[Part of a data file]
+ + + + + + +

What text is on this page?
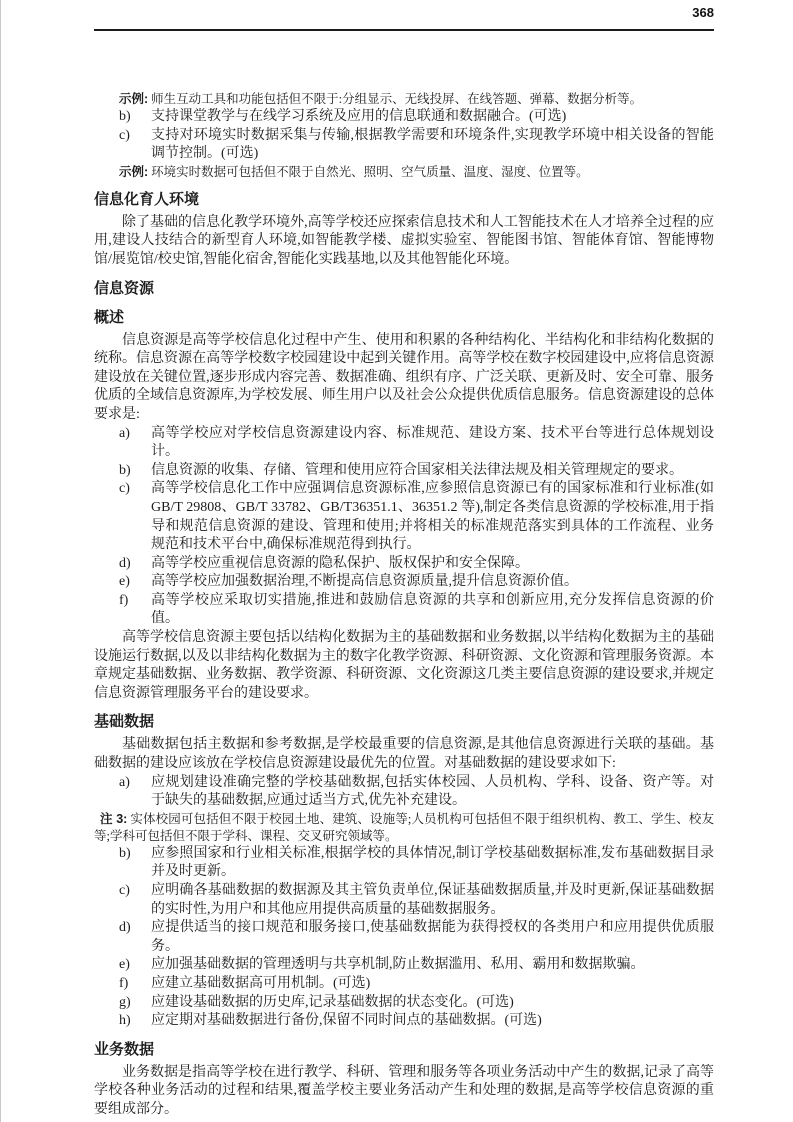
368
示例: 师生互动工具和功能包括但不限于:分组显示、无线投屏、在线答题、弹幕、数据分析等。
b) 支持课堂教学与在线学习系统及应用的信息联通和数据融合。(可选)
c) 支持对环境实时数据采集与传输,根据教学需要和环境条件,实现教学环境中相关设备的智能调节控制。(可选)
示例: 环境实时数据可包括但不限于自然光、照明、空气质量、温度、湿度、位置等。
信息化育人环境

除了基础的信息化教学环境外,高等学校还应探索信息技术和人工智能技术在人才培养全过程的应用,建设人技结合的新型育人环境,如智能教学楼、虚拟实验室、智能图书馆、智能体育馆、智能博物馆/展览馆/校史馆,智能化宿舍,智能化实践基地,以及其他智能化环境。

信息资源
概述

信息资源是高等学校信息化过程中产生、使用和积累的各种结构化、半结构化和非结构化数据的统称。信息资源在高等学校数字校园建设中起到关键作用。高等学校在数字校园建设中,应将信息资源建设放在关键位置,逐步形成内容完善、数据准确、组织有序、广泛关联、更新及时、安全可靠、服务优质的全域信息资源库,为学校发展、师生用户以及社会公众提供优质信息服务。信息资源建设的总体要求是:

a) 高等学校应对学校信息资源建设内容、标准规范、建设方案、技术平台等进行总体规划设计。
b) 信息资源的收集、存储、管理和使用应符合国家相关法律法规及相关管理规定的要求。
c) 高等学校信息化工作中应强调信息资源标准,应参照信息资源已有的国家标准和行业标准(如 GB/T 29808、GB/T 33782、GB/T36351.1、36351.2 等),制定各类信息资源的学校标准,用于指导和规范信息资源的建设、管理和使用;并将相关的标准规范落实到具体的工作流程、业务规范和技术平台中,确保标准规范得到执行。
d) 高等学校应重视信息资源的隐私保护、版权保护和安全保障。
e) 高等学校应加强数据治理,不断提高信息资源质量,提升信息资源价值。
f) 高等学校应采取切实措施,推进和鼓励信息资源的共享和创新应用,充分发挥信息资源的价值。

高等学校信息资源主要包括以结构化数据为主的基础数据和业务数据,以半结构化数据为主的基础设施运行数据,以及以非结构化数据为主的数字化教学资源、科研资源、文化资源和管理服务资源。本章规定基础数据、业务数据、教学资源、科研资源、文化资源这几类主要信息资源的建设要求,并规定信息资源管理服务平台的建设要求。

基础数据

基础数据包括主数据和参考数据,是学校最重要的信息资源,是其他信息资源进行关联的基础。基础数据的建设应该放在学校信息资源建设最优先的位置。对基础数据的建设要求如下:

a) 应规划建设准确完整的学校基础数据,包括实体校园、人员机构、学科、设备、资产等。对于缺失的基础数据,应通过适当方式,优先补充建设。
注 3: 实体校园可包括但不限于校园土地、建筑、设施等;人员机构可包括但不限于组织机构、教工、学生、校友等;学科可包括但不限于学科、课程、交叉研究领域等。
b) 应参照国家和行业相关标准,根据学校的具体情况,制订学校基础数据标准,发布基础数据目录并及时更新。
c) 应明确各基础数据的数据源及其主管负责单位,保证基础数据质量,并及时更新,保证基础数据的实时性,为用户和其他应用提供高质量的基础数据服务。
d) 应提供适当的接口规范和服务接口,使基础数据能为获得授权的各类用户和应用提供优质服务。
e) 应加强基础数据的管理透明与共享机制,防止数据滥用、私用、霸用和数据欺骗。
f) 应建立基础数据高可用机制。(可选)
g) 应建设基础数据的历史库,记录基础数据的状态变化。(可选)
h) 应定期对基础数据进行备份,保留不同时间点的基础数据。(可选)
业务数据

业务数据是指高等学校在进行教学、科研、管理和服务等各项业务活动中产生的数据,记录了高等学校各种业务活动的过程和结果,覆盖学校主要业务活动产生和处理的数据,是高等学校信息资源的重要组成部分。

+ + + + + + +

■ What is asked
Go through the listing above and write it all out exactly, leaving out any picture.

■ Answer to the exercise
What text is on this page?
368
示例: 师生互动工具和功能包括但不限于:分组显示、无线投屏、在线答题、弹幕、数据分析等。
b) 支持课堂教学与在线学习系统及应用的信息联通和数据融合。(可选)
c) 支持对环境实时数据采集与传输,根据教学需要和环境条件,实现教学环境中相关设备的智能调节控制。(可选)
示例: 环境实时数据可包括但不限于自然光、照明、空气质量、温度、湿度、位置等。
信息化育人环境

除了基础的信息化教学环境外,高等学校还应探索信息技术和人工智能技术在人才培养全过程的应用,建设人技结合的新型育人环境,如智能教学楼、虚拟实验室、智能图书馆、智能体育馆、智能博物馆/展览馆/校史馆,智能化宿舍,智能化实践基地,以及其他智能化环境。

信息资源
概述

信息资源是高等学校信息化过程中产生、使用和积累的各种结构化、半结构化和非结构化数据的统称。信息资源在高等学校数字校园建设中起到关键作用。高等学校在数字校园建设中,应将信息资源建设放在关键位置,逐步形成内容完善、数据准确、组织有序、广泛关联、更新及时、安全可靠、服务优质的全域信息资源库,为学校发展、师生用户以及社会公众提供优质信息服务。信息资源建设的总体要求是:

a) 高等学校应对学校信息资源建设内容、标准规范、建设方案、技术平台等进行总体规划设计。
b) 信息资源的收集、存储、管理和使用应符合国家相关法律法规及相关管理规定的要求。
c) 高等学校信息化工作中应强调信息资源标准,应参照信息资源已有的国家标准和行业标准(如 GB/T 29808、GB/T 33782、GB/T36351.1、36351.2 等),制定各类信息资源的学校标准,用于指导和规范信息资源的建设、管理和使用;并将相关的标准规范落实到具体的工作流程、业务规范和技术平台中,确保标准规范得到执行。
d) 高等学校应重视信息资源的隐私保护、版权保护和安全保障。
e) 高等学校应加强数据治理,不断提高信息资源质量,提升信息资源价值。
f) 高等学校应采取切实措施,推进和鼓励信息资源的共享和创新应用,充分发挥信息资源的价值。

高等学校信息资源主要包括以结构化数据为主的基础数据和业务数据,以半结构化数据为主的基础设施运行数据,以及以非结构化数据为主的数字化教学资源、科研资源、文化资源和管理服务资源。本章规定基础数据、业务数据、教学资源、科研资源、文化资源这几类主要信息资源的建设要求,并规定信息资源管理服务平台的建设要求。

基础数据

基础数据包括主数据和参考数据,是学校最重要的信息资源,是其他信息资源进行关联的基础。基础数据的建设应该放在学校信息资源建设最优先的位置。对基础数据的建设要求如下:

a) 应规划建设准确完整的学校基础数据,包括实体校园、人员机构、学科、设备、资产等。对于缺失的基础数据,应通过适当方式,优先补充建设。
注 3: 实体校园可包括但不限于校园土地、建筑、设施等;人员机构可包括但不限于组织机构、教工、学生、校友等;学科可包括但不限于学科、课程、交叉研究领域等。
b) 应参照国家和行业相关标准,根据学校的具体情况,制订学校基础数据标准,发布基础数据目录并及时更新。
c) 应明确各基础数据的数据源及其主管负责单位,保证基础数据质量,并及时更新,保证基础数据的实时性,为用户和其他应用提供高质量的基础数据服务。
d) 应提供适当的接口规范和服务接口,使基础数据能为获得授权的各类用户和应用提供优质服务。
e) 应加强基础数据的管理透明与共享机制,防止数据滥用、私用、霸用和数据欺骗。
f) 应建立基础数据高可用机制。(可选)
g) 应建设基础数据的历史库,记录基础数据的状态变化。(可选)
h) 应定期对基础数据进行备份,保留不同时间点的基础数据。(可选)
业务数据

业务数据是指高等学校在进行教学、科研、管理和服务等各项业务活动中产生的数据,记录了高等学校各种业务活动的过程和结果,覆盖学校主要业务活动产生和处理的数据,是高等学校信息资源的重要组成部分。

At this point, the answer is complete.